Search the material below for the word "Symbol". Copy every line that has it.

** Start of ROWS **

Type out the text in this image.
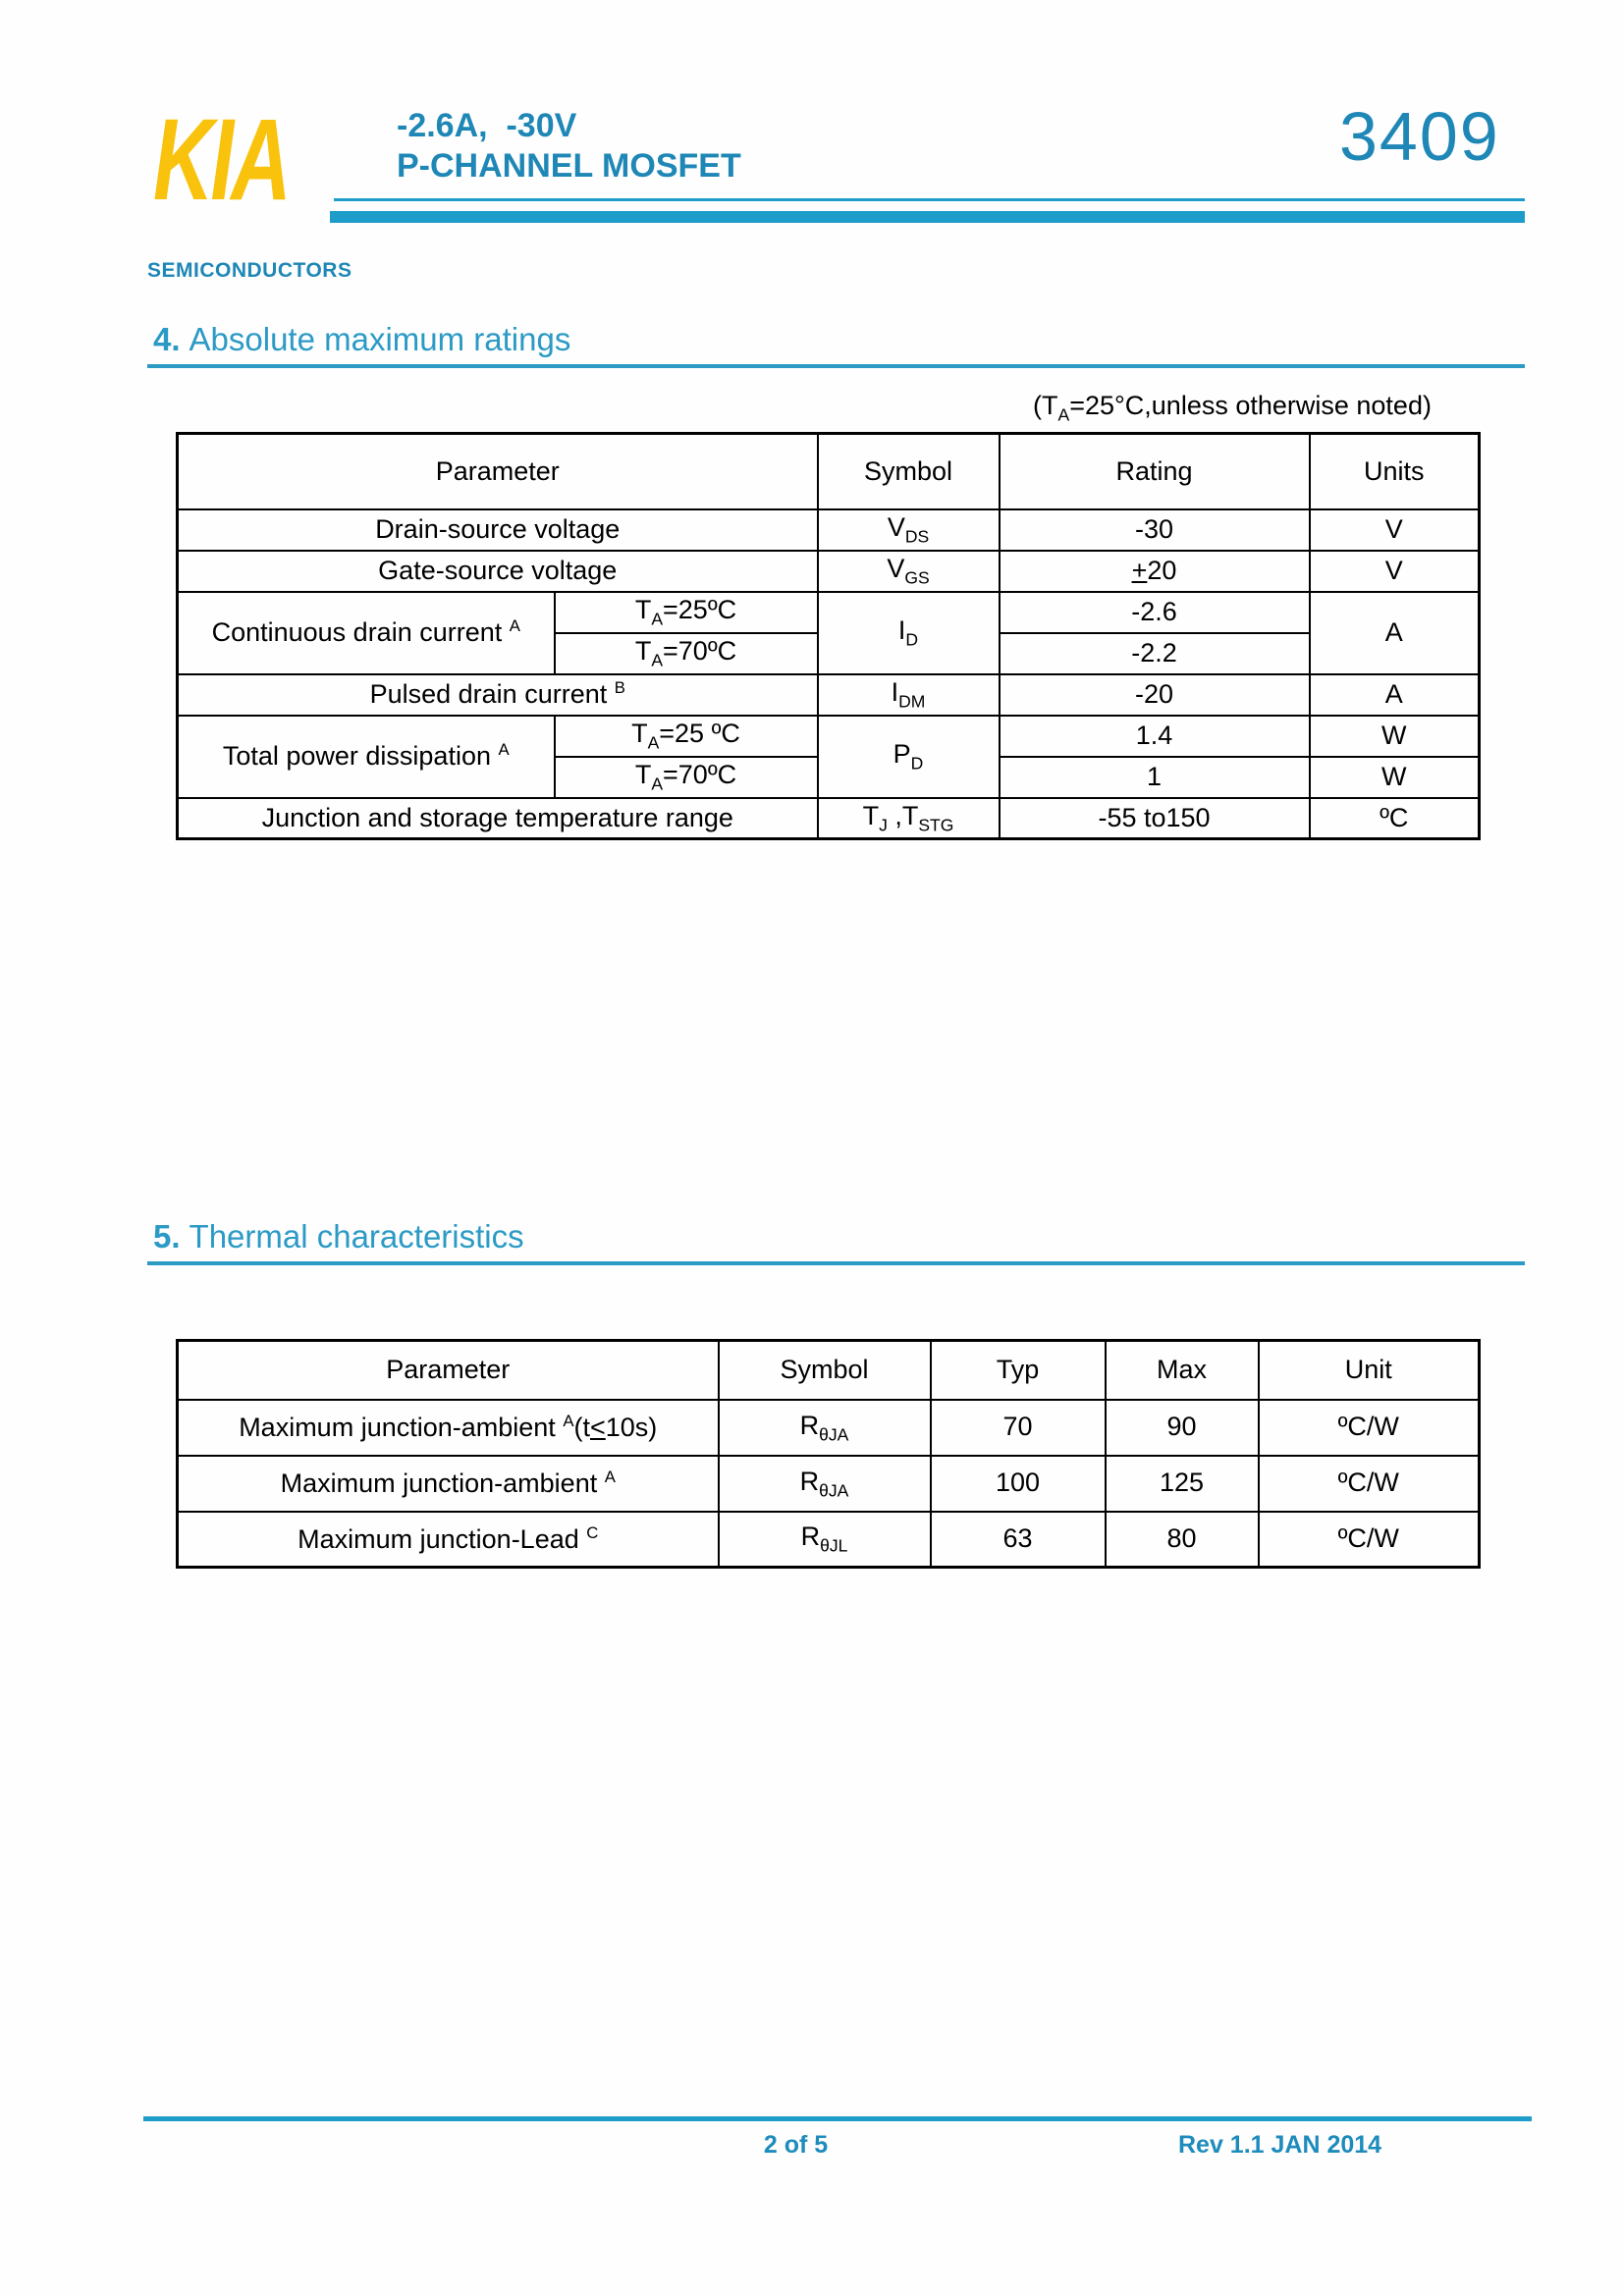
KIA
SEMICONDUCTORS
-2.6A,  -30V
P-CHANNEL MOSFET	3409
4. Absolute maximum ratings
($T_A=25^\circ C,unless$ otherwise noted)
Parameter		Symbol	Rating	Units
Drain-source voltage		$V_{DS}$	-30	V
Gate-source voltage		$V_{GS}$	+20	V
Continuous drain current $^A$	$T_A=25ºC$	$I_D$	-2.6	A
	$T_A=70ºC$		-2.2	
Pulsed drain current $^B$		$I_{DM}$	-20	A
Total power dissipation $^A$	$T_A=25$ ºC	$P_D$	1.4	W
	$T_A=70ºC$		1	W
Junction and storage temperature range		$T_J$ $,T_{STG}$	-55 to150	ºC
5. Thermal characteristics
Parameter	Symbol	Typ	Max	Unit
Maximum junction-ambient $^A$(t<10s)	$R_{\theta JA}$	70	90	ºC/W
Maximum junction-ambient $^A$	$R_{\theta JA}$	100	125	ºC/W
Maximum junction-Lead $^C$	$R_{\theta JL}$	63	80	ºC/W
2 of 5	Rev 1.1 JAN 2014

** End of ROWS **

→ **RESULT OF THE EXERCISE**
Parameter		Symbol	Rating	Units
Parameter	Symbol	Typ	Max	Unit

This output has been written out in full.